_Written task:_
Listed below are entries; give the number of lines among them that include "this", and only that number.

_Data provided:_
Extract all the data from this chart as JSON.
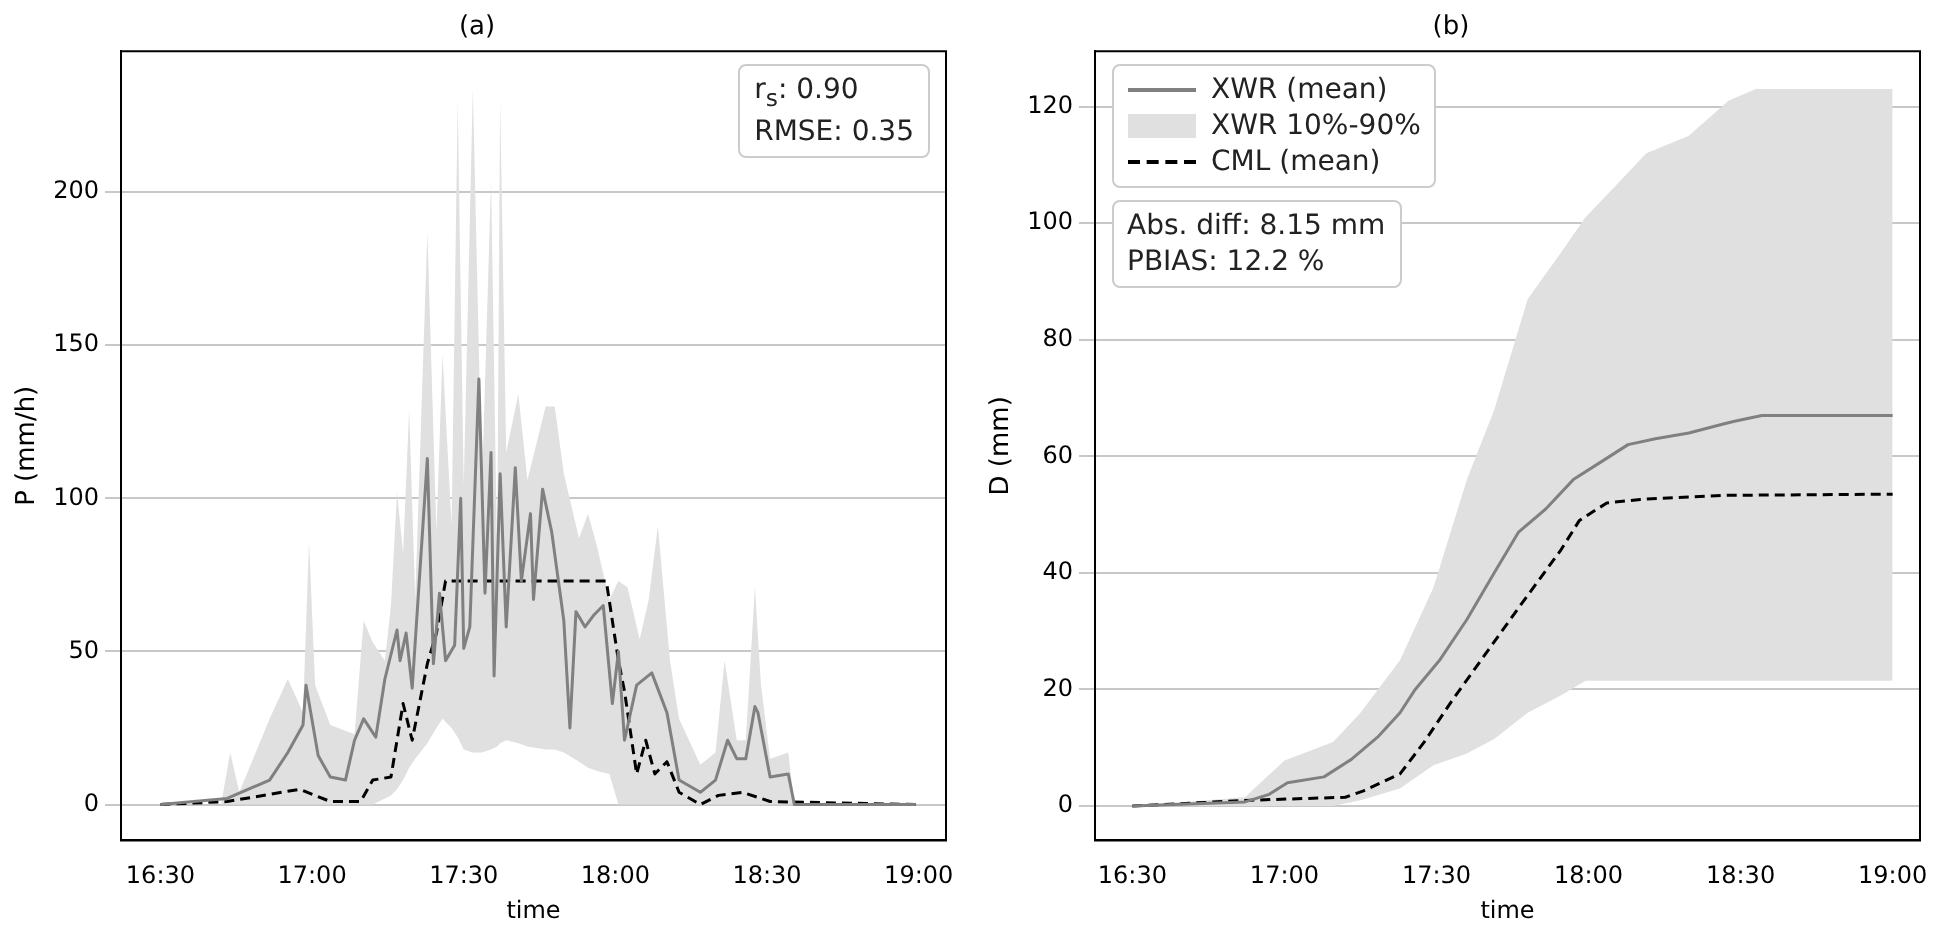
{
  "chart_data": [
    {
      "type": "line",
      "title": "(a)",
      "xlabel": "time",
      "ylabel": "P (mm/h)",
      "xlim": [
        16.37,
        19.09
      ],
      "xticks": [
        {
          "value": 16.5,
          "label": "16:30"
        },
        {
          "value": 17,
          "label": "17:00"
        },
        {
          "value": 17.5,
          "label": "17:30"
        },
        {
          "value": 18,
          "label": "18:00"
        },
        {
          "value": 18.5,
          "label": "18:30"
        },
        {
          "value": 19,
          "label": "19:00"
        }
      ],
      "ylim": [
        -11.7,
        246
      ],
      "yticks": [
        0,
        50,
        100,
        150,
        200
      ],
      "grid": "y",
      "marker": "none",
      "legend": false,
      "annotations": [
        "r$_{s}$: 0.90",
        "RMSE: 0.35"
      ],
      "series": [
        {
          "type": "area",
          "color": "#e0e0e0",
          "x": [
            16.5,
            16.7,
            16.73,
            16.76,
            16.86,
            16.92,
            16.97,
            16.99,
            17.01,
            17.06,
            17.14,
            17.17,
            17.2,
            17.24,
            17.26,
            17.28,
            17.3,
            17.32,
            17.34,
            17.38,
            17.41,
            17.43,
            17.46,
            17.48,
            17.5,
            17.53,
            17.56,
            17.59,
            17.61,
            17.62,
            17.64,
            17.68,
            17.71,
            17.77,
            17.8,
            17.83,
            17.88,
            17.91,
            17.94,
            17.98,
            18.01,
            18.04,
            18.08,
            18.11,
            18.14,
            18.18,
            18.21,
            18.28,
            18.33,
            18.36,
            18.4,
            18.43,
            18.46,
            18.48,
            18.51,
            18.57,
            18.59,
            18.99
          ],
          "lower": [
            0,
            0,
            0,
            0,
            0,
            0,
            0,
            0,
            0,
            0,
            0,
            0,
            0,
            2,
            3,
            5,
            8,
            12,
            15,
            20,
            25,
            28,
            25,
            22,
            18,
            17,
            17,
            18,
            19,
            20,
            21,
            20,
            19,
            18,
            18,
            17,
            14,
            12,
            11,
            10,
            0,
            0,
            0,
            0,
            0,
            0,
            0,
            0,
            0,
            0,
            0,
            0,
            0,
            0,
            0,
            0,
            0,
            0
          ],
          "upper": [
            0,
            0,
            17,
            4,
            28,
            41,
            30,
            86,
            39,
            26,
            23,
            60,
            53,
            47,
            65,
            102,
            82,
            129,
            67,
            187,
            89,
            147,
            91,
            230,
            104,
            234,
            104,
            204,
            82,
            230,
            115,
            134,
            106,
            130,
            130,
            108,
            87,
            95,
            84,
            67,
            73,
            71,
            54,
            67,
            91,
            47,
            28,
            13,
            17,
            47,
            21,
            21,
            71,
            39,
            15,
            17,
            0,
            0
          ],
          "values": [
            null,
            null,
            null,
            null,
            null,
            null,
            null,
            null,
            null,
            null,
            null,
            null,
            null,
            null,
            null,
            null,
            null,
            null,
            null,
            null,
            null,
            null,
            null,
            null,
            null,
            null,
            null,
            null,
            null,
            null,
            null,
            null,
            null,
            null,
            null,
            null,
            null,
            null,
            null,
            null,
            null,
            null,
            null,
            null,
            null,
            null,
            null,
            null,
            null,
            null,
            null,
            null,
            null,
            null,
            null,
            null,
            null,
            null
          ]
        },
        {
          "color": "#808080",
          "line_style": "solid",
          "x": [
            16.5,
            16.72,
            16.86,
            16.92,
            16.97,
            16.98,
            17.02,
            17.06,
            17.11,
            17.14,
            17.17,
            17.21,
            17.24,
            17.28,
            17.29,
            17.31,
            17.33,
            17.38,
            17.4,
            17.42,
            17.44,
            17.47,
            17.49,
            17.5,
            17.52,
            17.55,
            17.57,
            17.59,
            17.6,
            17.62,
            17.64,
            17.67,
            17.69,
            17.72,
            17.73,
            17.76,
            17.79,
            17.83,
            17.85,
            17.87,
            17.9,
            17.93,
            17.96,
            17.99,
            18.01,
            18.03,
            18.07,
            18.12,
            18.17,
            18.21,
            18.28,
            18.33,
            18.37,
            18.4,
            18.43,
            18.46,
            18.47,
            18.51,
            18.57,
            18.59,
            18.99
          ],
          "values": [
            0,
            2,
            8,
            17,
            26,
            39,
            16,
            9,
            8,
            21,
            28,
            22,
            41,
            57,
            47,
            56,
            38,
            113,
            46,
            69,
            47,
            52,
            100,
            51,
            58,
            139,
            69,
            115,
            42,
            108,
            58,
            110,
            73,
            95,
            67,
            103,
            89,
            60,
            25,
            63,
            58,
            62,
            65,
            33,
            50,
            21,
            39,
            43,
            30,
            8,
            4,
            8,
            21,
            15,
            15,
            32,
            30,
            9,
            10,
            0,
            0
          ]
        },
        {
          "color": "#000000",
          "line_style": "dashed",
          "x": [
            16.5,
            16.72,
            16.96,
            17.06,
            17.16,
            17.2,
            17.26,
            17.3,
            17.33,
            17.38,
            17.41,
            17.44,
            17.97,
            18.01,
            18.03,
            18.07,
            18.1,
            18.13,
            18.17,
            18.21,
            18.28,
            18.34,
            18.42,
            18.51,
            18.99
          ],
          "values": [
            0,
            1,
            5,
            1,
            1,
            8,
            9,
            33,
            21,
            46,
            56,
            73,
            73,
            47,
            37,
            10,
            21,
            10,
            14,
            4,
            0,
            3,
            4,
            1,
            0
          ]
        }
      ]
    },
    {
      "type": "line",
      "title": "(b)",
      "xlabel": "time",
      "ylabel": "D (mm)",
      "xlim": [
        16.377,
        19.09
      ],
      "xticks": [
        {
          "value": 16.5,
          "label": "16:30"
        },
        {
          "value": 17,
          "label": "17:00"
        },
        {
          "value": 17.5,
          "label": "17:30"
        },
        {
          "value": 18,
          "label": "18:00"
        },
        {
          "value": 18.5,
          "label": "18:30"
        },
        {
          "value": 19,
          "label": "19:00"
        }
      ],
      "ylim": [
        -5.9,
        129.5
      ],
      "yticks": [
        0,
        20,
        40,
        60,
        80,
        100,
        120
      ],
      "grid": "y",
      "marker": "none",
      "legend": "top left",
      "annotations": [
        "Abs. diff: 8.15 mm",
        "PBIAS: 12.2 %"
      ],
      "series": [
        {
          "name": "XWR (mean)",
          "color": "#808080",
          "line_style": "solid",
          "x": [
            16.5,
            16.87,
            16.95,
            17.01,
            17.13,
            17.22,
            17.31,
            17.38,
            17.43,
            17.51,
            17.6,
            17.69,
            17.77,
            17.86,
            17.95,
            18.04,
            18.13,
            18.22,
            18.33,
            18.44,
            18.48,
            18.57,
            19.0
          ],
          "values": [
            0,
            0.7,
            2,
            4,
            5,
            8,
            12,
            16,
            20,
            25,
            32,
            40,
            47,
            51,
            56,
            59,
            62,
            63,
            64,
            65.5,
            66,
            67,
            67
          ]
        },
        {
          "name": "XWR 10%-90%",
          "type": "area",
          "color": "#e0e0e0",
          "x": [
            16.5,
            16.87,
            17.0,
            17.16,
            17.25,
            17.38,
            17.49,
            17.6,
            17.69,
            17.8,
            17.91,
            17.99,
            18.1,
            18.19,
            18.33,
            18.46,
            18.55,
            19.0
          ],
          "lower": [
            0,
            0,
            0,
            0,
            1,
            3,
            7,
            9,
            11.5,
            16,
            19,
            21.5,
            21.5,
            21.5,
            21.5,
            21.5,
            21.5,
            21.5
          ],
          "upper": [
            0,
            1.5,
            7.8,
            11,
            16,
            25,
            37.5,
            56,
            68,
            87,
            95,
            101,
            107,
            112,
            115,
            121,
            123,
            123
          ],
          "values": [
            null,
            null,
            null,
            null,
            null,
            null,
            null,
            null,
            null,
            null,
            null,
            null,
            null,
            null,
            null,
            null,
            null,
            null
          ]
        },
        {
          "name": "CML (mean)",
          "color": "#000000",
          "line_style": "dashed",
          "x": [
            16.5,
            16.89,
            17.2,
            17.26,
            17.38,
            17.46,
            17.55,
            17.66,
            17.77,
            17.91,
            17.97,
            18.06,
            18.17,
            18.44,
            19.0
          ],
          "values": [
            0,
            1,
            1.5,
            2.6,
            5.5,
            11,
            18,
            26,
            34,
            44,
            49,
            52,
            52.6,
            53.3,
            53.5
          ]
        }
      ]
    }
  ]
}
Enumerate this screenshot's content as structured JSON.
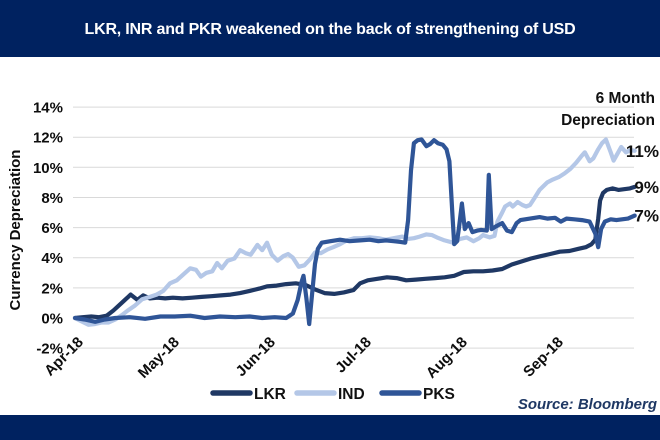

_Problem solution:_
2